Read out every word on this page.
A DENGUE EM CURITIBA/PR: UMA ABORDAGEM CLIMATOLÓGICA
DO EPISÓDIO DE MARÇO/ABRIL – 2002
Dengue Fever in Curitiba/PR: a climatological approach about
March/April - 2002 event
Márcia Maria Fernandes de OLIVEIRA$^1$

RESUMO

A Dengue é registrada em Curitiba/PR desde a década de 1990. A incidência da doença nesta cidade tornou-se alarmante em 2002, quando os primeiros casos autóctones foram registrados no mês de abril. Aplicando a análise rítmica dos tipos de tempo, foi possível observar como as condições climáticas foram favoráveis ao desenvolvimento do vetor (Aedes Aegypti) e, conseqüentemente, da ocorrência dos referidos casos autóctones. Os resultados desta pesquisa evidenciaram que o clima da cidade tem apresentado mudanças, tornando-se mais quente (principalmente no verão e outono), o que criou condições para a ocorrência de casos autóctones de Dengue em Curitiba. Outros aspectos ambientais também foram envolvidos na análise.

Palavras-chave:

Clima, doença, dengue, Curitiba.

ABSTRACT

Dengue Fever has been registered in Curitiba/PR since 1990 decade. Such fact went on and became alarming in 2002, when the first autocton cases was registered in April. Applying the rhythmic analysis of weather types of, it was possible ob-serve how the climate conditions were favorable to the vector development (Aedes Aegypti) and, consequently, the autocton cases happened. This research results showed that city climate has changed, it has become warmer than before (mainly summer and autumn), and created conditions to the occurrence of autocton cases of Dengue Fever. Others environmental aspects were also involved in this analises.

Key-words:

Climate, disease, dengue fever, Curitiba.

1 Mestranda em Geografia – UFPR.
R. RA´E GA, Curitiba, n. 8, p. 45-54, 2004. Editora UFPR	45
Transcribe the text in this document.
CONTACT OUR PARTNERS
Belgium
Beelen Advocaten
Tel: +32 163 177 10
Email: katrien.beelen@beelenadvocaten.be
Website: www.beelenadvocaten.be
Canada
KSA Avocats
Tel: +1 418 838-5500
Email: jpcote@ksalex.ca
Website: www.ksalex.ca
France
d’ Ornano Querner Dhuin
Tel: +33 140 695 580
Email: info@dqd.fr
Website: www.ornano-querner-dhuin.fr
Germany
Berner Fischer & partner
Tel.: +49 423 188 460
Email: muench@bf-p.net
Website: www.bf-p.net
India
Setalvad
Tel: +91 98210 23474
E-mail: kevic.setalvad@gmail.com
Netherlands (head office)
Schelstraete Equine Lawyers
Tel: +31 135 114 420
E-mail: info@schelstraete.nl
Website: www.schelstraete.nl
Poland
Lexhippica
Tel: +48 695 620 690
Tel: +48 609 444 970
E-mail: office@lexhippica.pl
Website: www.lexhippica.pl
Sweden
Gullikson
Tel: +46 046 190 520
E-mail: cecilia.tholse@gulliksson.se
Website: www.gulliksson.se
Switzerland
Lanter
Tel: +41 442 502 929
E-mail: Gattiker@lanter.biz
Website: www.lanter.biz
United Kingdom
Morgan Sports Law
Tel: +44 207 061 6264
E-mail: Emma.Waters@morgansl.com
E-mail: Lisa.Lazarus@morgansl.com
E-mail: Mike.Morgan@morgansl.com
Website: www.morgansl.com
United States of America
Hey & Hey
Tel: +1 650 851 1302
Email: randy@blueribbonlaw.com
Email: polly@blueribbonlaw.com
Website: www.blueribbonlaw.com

════

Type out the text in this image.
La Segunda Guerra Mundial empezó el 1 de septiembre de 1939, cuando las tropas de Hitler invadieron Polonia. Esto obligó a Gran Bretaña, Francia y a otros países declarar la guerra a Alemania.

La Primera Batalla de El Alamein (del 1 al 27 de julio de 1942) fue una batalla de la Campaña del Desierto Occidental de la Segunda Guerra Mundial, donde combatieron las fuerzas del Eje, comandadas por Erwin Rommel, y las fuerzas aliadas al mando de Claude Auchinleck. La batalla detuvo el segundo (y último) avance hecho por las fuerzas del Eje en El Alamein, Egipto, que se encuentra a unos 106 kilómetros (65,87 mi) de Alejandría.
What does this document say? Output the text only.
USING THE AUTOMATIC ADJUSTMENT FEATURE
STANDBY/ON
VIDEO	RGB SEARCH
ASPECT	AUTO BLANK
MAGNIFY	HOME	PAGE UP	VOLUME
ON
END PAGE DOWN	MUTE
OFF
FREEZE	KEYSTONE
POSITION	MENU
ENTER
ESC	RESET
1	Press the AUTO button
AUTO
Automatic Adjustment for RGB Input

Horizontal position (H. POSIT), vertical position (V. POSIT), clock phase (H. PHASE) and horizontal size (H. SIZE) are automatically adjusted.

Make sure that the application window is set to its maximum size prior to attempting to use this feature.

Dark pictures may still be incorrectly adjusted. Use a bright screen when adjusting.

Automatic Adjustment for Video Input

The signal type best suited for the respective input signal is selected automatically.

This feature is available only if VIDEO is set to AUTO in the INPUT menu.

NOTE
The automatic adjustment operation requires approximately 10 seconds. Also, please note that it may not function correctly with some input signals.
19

════

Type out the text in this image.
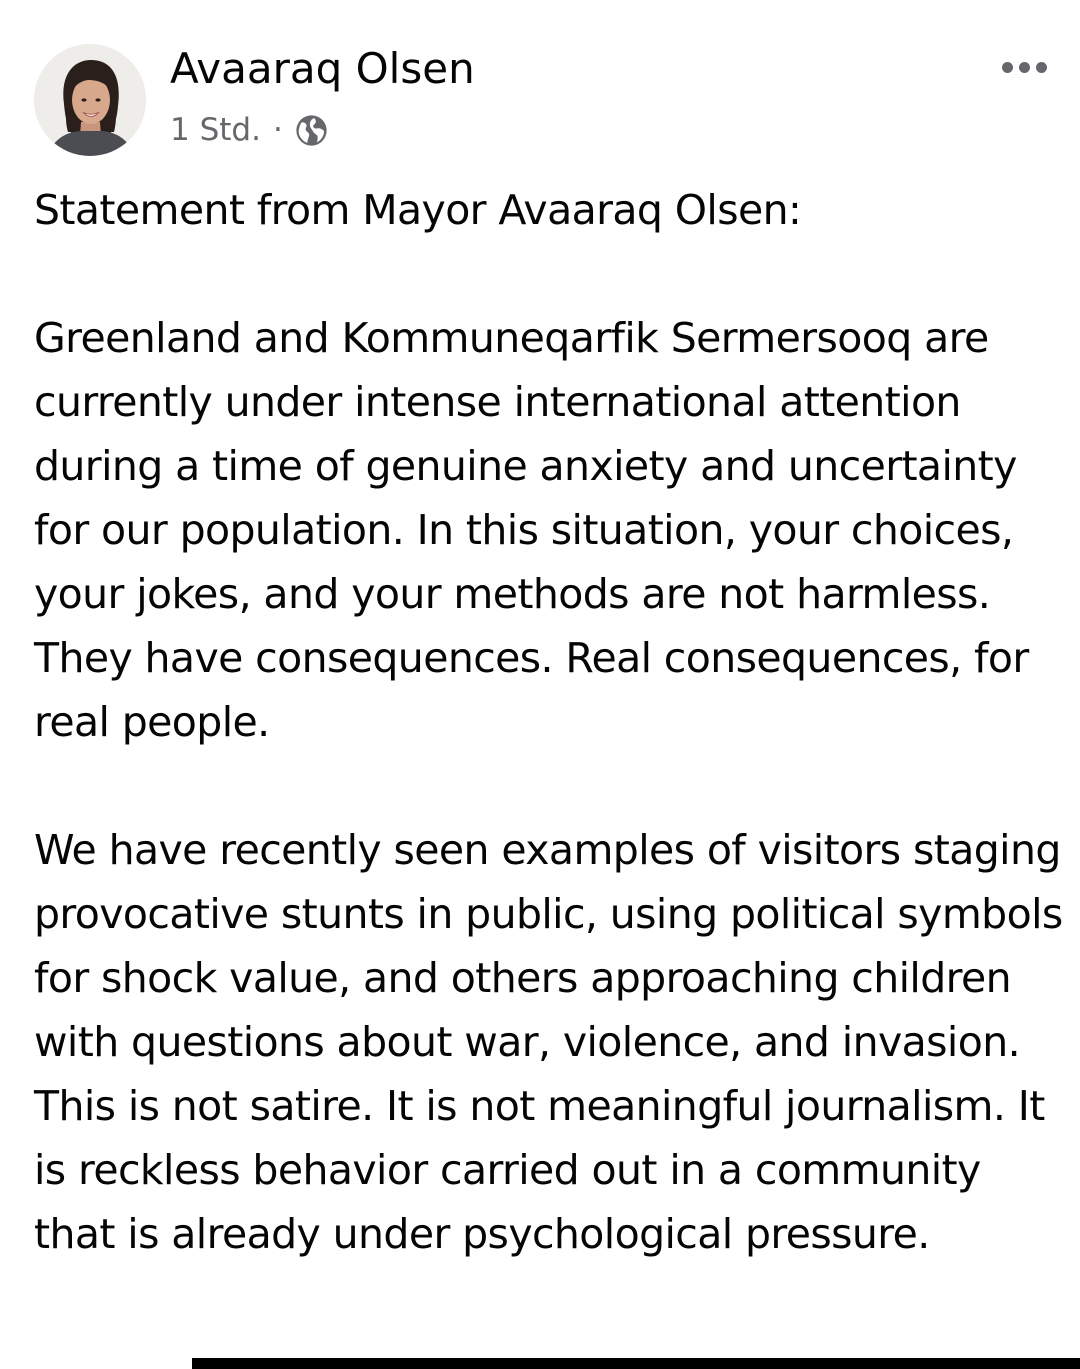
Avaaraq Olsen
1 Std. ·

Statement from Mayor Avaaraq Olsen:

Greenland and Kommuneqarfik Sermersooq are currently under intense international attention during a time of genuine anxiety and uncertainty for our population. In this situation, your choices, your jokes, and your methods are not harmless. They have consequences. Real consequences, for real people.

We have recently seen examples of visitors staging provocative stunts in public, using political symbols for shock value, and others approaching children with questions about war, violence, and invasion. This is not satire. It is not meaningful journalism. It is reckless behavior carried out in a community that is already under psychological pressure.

════

• What is asked: Collect the lines of the data that carry the word "text".

• Task response:
Transcribe the text in this document.
Type out the text in this image.
What does this document say? Output the text only.
Type out the text in this image.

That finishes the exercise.